▶ **Exercise materials**
§
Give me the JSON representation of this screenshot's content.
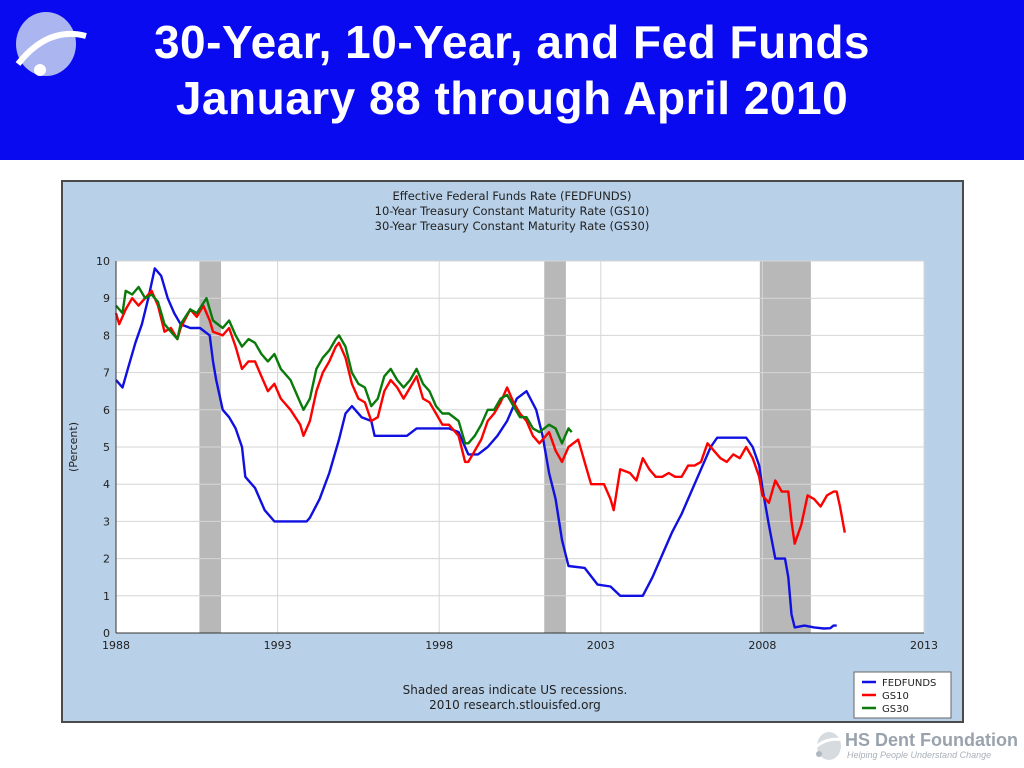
{
  "slide": {
    "title_line1": "30-Year, 10-Year, and Fed Funds",
    "title_line2": "January 88 through April 2010",
    "header_color": "#0a0af0",
    "brand": "HS Dent Foundation",
    "tagline": "Helping People Understand Change"
  },
  "chart_data": {
    "type": "line",
    "title_lines": [
      "Effective Federal Funds Rate (FEDFUNDS)",
      "10-Year Treasury Constant Maturity Rate (GS10)",
      "30-Year Treasury Constant Maturity Rate (GS30)"
    ],
    "ylabel": "(Percent)",
    "xlim": [
      1988,
      2013
    ],
    "ylim": [
      0,
      10
    ],
    "x_ticks": [
      1988,
      1993,
      1998,
      2003,
      2008,
      2013
    ],
    "y_ticks": [
      0,
      1,
      2,
      3,
      4,
      5,
      6,
      7,
      8,
      9,
      10
    ],
    "recessions": [
      [
        1990.58,
        1991.25
      ],
      [
        2001.25,
        2001.92
      ],
      [
        2007.92,
        2009.5
      ]
    ],
    "note_lines": [
      "Shaded areas indicate US recessions.",
      "2010 research.stlouisfed.org"
    ],
    "legend_position": "bottom-right",
    "series": [
      {
        "name": "FEDFUNDS",
        "color": "#1010e0",
        "points": [
          [
            1988.0,
            6.8
          ],
          [
            1988.2,
            6.6
          ],
          [
            1988.4,
            7.2
          ],
          [
            1988.6,
            7.8
          ],
          [
            1988.8,
            8.3
          ],
          [
            1989.0,
            9.0
          ],
          [
            1989.2,
            9.8
          ],
          [
            1989.4,
            9.6
          ],
          [
            1989.6,
            9.0
          ],
          [
            1989.8,
            8.6
          ],
          [
            1990.0,
            8.3
          ],
          [
            1990.3,
            8.2
          ],
          [
            1990.6,
            8.2
          ],
          [
            1990.9,
            8.0
          ],
          [
            1991.0,
            7.3
          ],
          [
            1991.1,
            6.8
          ],
          [
            1991.3,
            6.0
          ],
          [
            1991.5,
            5.8
          ],
          [
            1991.7,
            5.5
          ],
          [
            1991.9,
            5.0
          ],
          [
            1992.0,
            4.2
          ],
          [
            1992.3,
            3.9
          ],
          [
            1992.6,
            3.3
          ],
          [
            1992.9,
            3.0
          ],
          [
            1993.5,
            3.0
          ],
          [
            1993.9,
            3.0
          ],
          [
            1994.0,
            3.1
          ],
          [
            1994.3,
            3.6
          ],
          [
            1994.6,
            4.3
          ],
          [
            1994.9,
            5.2
          ],
          [
            1995.1,
            5.9
          ],
          [
            1995.3,
            6.1
          ],
          [
            1995.6,
            5.8
          ],
          [
            1995.9,
            5.7
          ],
          [
            1996.0,
            5.3
          ],
          [
            1996.5,
            5.3
          ],
          [
            1997.0,
            5.3
          ],
          [
            1997.3,
            5.5
          ],
          [
            1997.7,
            5.5
          ],
          [
            1998.3,
            5.5
          ],
          [
            1998.6,
            5.4
          ],
          [
            1998.9,
            4.8
          ],
          [
            1999.2,
            4.8
          ],
          [
            1999.5,
            5.0
          ],
          [
            1999.8,
            5.3
          ],
          [
            2000.1,
            5.7
          ],
          [
            2000.4,
            6.3
          ],
          [
            2000.7,
            6.5
          ],
          [
            2001.0,
            6.0
          ],
          [
            2001.2,
            5.3
          ],
          [
            2001.4,
            4.3
          ],
          [
            2001.6,
            3.6
          ],
          [
            2001.8,
            2.5
          ],
          [
            2002.0,
            1.8
          ],
          [
            2002.5,
            1.75
          ],
          [
            2002.9,
            1.3
          ],
          [
            2003.3,
            1.25
          ],
          [
            2003.6,
            1.0
          ],
          [
            2004.0,
            1.0
          ],
          [
            2004.3,
            1.0
          ],
          [
            2004.6,
            1.5
          ],
          [
            2004.9,
            2.1
          ],
          [
            2005.2,
            2.7
          ],
          [
            2005.5,
            3.2
          ],
          [
            2005.8,
            3.8
          ],
          [
            2006.1,
            4.4
          ],
          [
            2006.4,
            5.0
          ],
          [
            2006.6,
            5.25
          ],
          [
            2007.0,
            5.25
          ],
          [
            2007.5,
            5.25
          ],
          [
            2007.7,
            5.0
          ],
          [
            2007.9,
            4.5
          ],
          [
            2008.0,
            3.9
          ],
          [
            2008.2,
            2.9
          ],
          [
            2008.4,
            2.0
          ],
          [
            2008.7,
            2.0
          ],
          [
            2008.8,
            1.5
          ],
          [
            2008.9,
            0.5
          ],
          [
            2009.0,
            0.15
          ],
          [
            2009.3,
            0.2
          ],
          [
            2009.6,
            0.15
          ],
          [
            2009.9,
            0.12
          ],
          [
            2010.1,
            0.13
          ],
          [
            2010.2,
            0.2
          ],
          [
            2010.3,
            0.2
          ]
        ]
      },
      {
        "name": "GS10",
        "color": "#ff0000",
        "points": [
          [
            1988.0,
            8.6
          ],
          [
            1988.1,
            8.3
          ],
          [
            1988.3,
            8.7
          ],
          [
            1988.5,
            9.0
          ],
          [
            1988.7,
            8.8
          ],
          [
            1988.9,
            9.0
          ],
          [
            1989.1,
            9.2
          ],
          [
            1989.3,
            8.8
          ],
          [
            1989.5,
            8.1
          ],
          [
            1989.7,
            8.2
          ],
          [
            1989.9,
            7.9
          ],
          [
            1990.0,
            8.2
          ],
          [
            1990.3,
            8.7
          ],
          [
            1990.5,
            8.5
          ],
          [
            1990.7,
            8.8
          ],
          [
            1990.9,
            8.4
          ],
          [
            1991.0,
            8.1
          ],
          [
            1991.3,
            8.0
          ],
          [
            1991.5,
            8.2
          ],
          [
            1991.7,
            7.7
          ],
          [
            1991.9,
            7.1
          ],
          [
            1992.1,
            7.3
          ],
          [
            1992.3,
            7.3
          ],
          [
            1992.5,
            6.9
          ],
          [
            1992.7,
            6.5
          ],
          [
            1992.9,
            6.7
          ],
          [
            1993.1,
            6.3
          ],
          [
            1993.4,
            6.0
          ],
          [
            1993.7,
            5.6
          ],
          [
            1993.8,
            5.3
          ],
          [
            1994.0,
            5.7
          ],
          [
            1994.2,
            6.5
          ],
          [
            1994.4,
            7.0
          ],
          [
            1994.6,
            7.3
          ],
          [
            1994.8,
            7.7
          ],
          [
            1994.9,
            7.8
          ],
          [
            1995.1,
            7.4
          ],
          [
            1995.3,
            6.7
          ],
          [
            1995.5,
            6.3
          ],
          [
            1995.7,
            6.2
          ],
          [
            1995.9,
            5.7
          ],
          [
            1996.1,
            5.8
          ],
          [
            1996.3,
            6.5
          ],
          [
            1996.5,
            6.8
          ],
          [
            1996.7,
            6.6
          ],
          [
            1996.9,
            6.3
          ],
          [
            1997.1,
            6.6
          ],
          [
            1997.3,
            6.9
          ],
          [
            1997.5,
            6.3
          ],
          [
            1997.7,
            6.2
          ],
          [
            1997.9,
            5.9
          ],
          [
            1998.1,
            5.6
          ],
          [
            1998.3,
            5.6
          ],
          [
            1998.6,
            5.3
          ],
          [
            1998.8,
            4.6
          ],
          [
            1998.9,
            4.6
          ],
          [
            1999.1,
            4.9
          ],
          [
            1999.3,
            5.2
          ],
          [
            1999.5,
            5.7
          ],
          [
            1999.7,
            5.9
          ],
          [
            1999.9,
            6.2
          ],
          [
            2000.1,
            6.6
          ],
          [
            2000.3,
            6.2
          ],
          [
            2000.5,
            5.9
          ],
          [
            2000.7,
            5.7
          ],
          [
            2000.9,
            5.3
          ],
          [
            2001.1,
            5.1
          ],
          [
            2001.4,
            5.4
          ],
          [
            2001.6,
            4.9
          ],
          [
            2001.8,
            4.6
          ],
          [
            2002.0,
            5.0
          ],
          [
            2002.3,
            5.2
          ],
          [
            2002.5,
            4.6
          ],
          [
            2002.7,
            4.0
          ],
          [
            2002.9,
            4.0
          ],
          [
            2003.1,
            4.0
          ],
          [
            2003.3,
            3.6
          ],
          [
            2003.4,
            3.3
          ],
          [
            2003.6,
            4.4
          ],
          [
            2003.9,
            4.3
          ],
          [
            2004.1,
            4.1
          ],
          [
            2004.3,
            4.7
          ],
          [
            2004.5,
            4.4
          ],
          [
            2004.7,
            4.2
          ],
          [
            2004.9,
            4.2
          ],
          [
            2005.1,
            4.3
          ],
          [
            2005.3,
            4.2
          ],
          [
            2005.5,
            4.2
          ],
          [
            2005.7,
            4.5
          ],
          [
            2005.9,
            4.5
          ],
          [
            2006.1,
            4.6
          ],
          [
            2006.3,
            5.1
          ],
          [
            2006.5,
            4.9
          ],
          [
            2006.7,
            4.7
          ],
          [
            2006.9,
            4.6
          ],
          [
            2007.1,
            4.8
          ],
          [
            2007.3,
            4.7
          ],
          [
            2007.5,
            5.0
          ],
          [
            2007.7,
            4.7
          ],
          [
            2007.9,
            4.2
          ],
          [
            2008.0,
            3.7
          ],
          [
            2008.2,
            3.5
          ],
          [
            2008.4,
            4.1
          ],
          [
            2008.6,
            3.8
          ],
          [
            2008.8,
            3.8
          ],
          [
            2008.9,
            3.0
          ],
          [
            2009.0,
            2.4
          ],
          [
            2009.2,
            2.9
          ],
          [
            2009.4,
            3.7
          ],
          [
            2009.6,
            3.6
          ],
          [
            2009.8,
            3.4
          ],
          [
            2010.0,
            3.7
          ],
          [
            2010.2,
            3.8
          ],
          [
            2010.3,
            3.8
          ],
          [
            2010.4,
            3.4
          ],
          [
            2010.55,
            2.7
          ]
        ]
      },
      {
        "name": "GS30",
        "color": "#0a7a0a",
        "points": [
          [
            1988.0,
            8.8
          ],
          [
            1988.2,
            8.6
          ],
          [
            1988.3,
            9.2
          ],
          [
            1988.5,
            9.1
          ],
          [
            1988.7,
            9.3
          ],
          [
            1988.9,
            9.0
          ],
          [
            1989.1,
            9.1
          ],
          [
            1989.3,
            8.9
          ],
          [
            1989.5,
            8.3
          ],
          [
            1989.7,
            8.1
          ],
          [
            1989.9,
            7.9
          ],
          [
            1990.0,
            8.3
          ],
          [
            1990.3,
            8.7
          ],
          [
            1990.5,
            8.6
          ],
          [
            1990.8,
            9.0
          ],
          [
            1991.0,
            8.4
          ],
          [
            1991.3,
            8.2
          ],
          [
            1991.5,
            8.4
          ],
          [
            1991.7,
            8.0
          ],
          [
            1991.9,
            7.7
          ],
          [
            1992.1,
            7.9
          ],
          [
            1992.3,
            7.8
          ],
          [
            1992.5,
            7.5
          ],
          [
            1992.7,
            7.3
          ],
          [
            1992.9,
            7.5
          ],
          [
            1993.1,
            7.1
          ],
          [
            1993.4,
            6.8
          ],
          [
            1993.7,
            6.2
          ],
          [
            1993.8,
            6.0
          ],
          [
            1994.0,
            6.3
          ],
          [
            1994.2,
            7.1
          ],
          [
            1994.4,
            7.4
          ],
          [
            1994.6,
            7.6
          ],
          [
            1994.8,
            7.9
          ],
          [
            1994.9,
            8.0
          ],
          [
            1995.1,
            7.7
          ],
          [
            1995.3,
            7.0
          ],
          [
            1995.5,
            6.7
          ],
          [
            1995.7,
            6.6
          ],
          [
            1995.9,
            6.1
          ],
          [
            1996.1,
            6.3
          ],
          [
            1996.3,
            6.9
          ],
          [
            1996.5,
            7.1
          ],
          [
            1996.7,
            6.8
          ],
          [
            1996.9,
            6.6
          ],
          [
            1997.1,
            6.8
          ],
          [
            1997.3,
            7.1
          ],
          [
            1997.5,
            6.7
          ],
          [
            1997.7,
            6.5
          ],
          [
            1997.9,
            6.1
          ],
          [
            1998.1,
            5.9
          ],
          [
            1998.3,
            5.9
          ],
          [
            1998.6,
            5.7
          ],
          [
            1998.8,
            5.1
          ],
          [
            1998.9,
            5.1
          ],
          [
            1999.1,
            5.3
          ],
          [
            1999.3,
            5.6
          ],
          [
            1999.5,
            6.0
          ],
          [
            1999.7,
            6.0
          ],
          [
            1999.9,
            6.3
          ],
          [
            2000.1,
            6.4
          ],
          [
            2000.3,
            6.1
          ],
          [
            2000.5,
            5.8
          ],
          [
            2000.7,
            5.8
          ],
          [
            2000.9,
            5.5
          ],
          [
            2001.1,
            5.4
          ],
          [
            2001.4,
            5.6
          ],
          [
            2001.6,
            5.5
          ],
          [
            2001.8,
            5.1
          ],
          [
            2001.9,
            5.3
          ],
          [
            2002.0,
            5.5
          ],
          [
            2002.1,
            5.4
          ]
        ]
      }
    ]
  }
}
§
▶ **Exercise**
List the lines of the records where "FEDFUNDS" occurs.

▶ **The reply**
      "Effective Federal Funds Rate (FEDFUNDS)",
        "name": "FEDFUNDS",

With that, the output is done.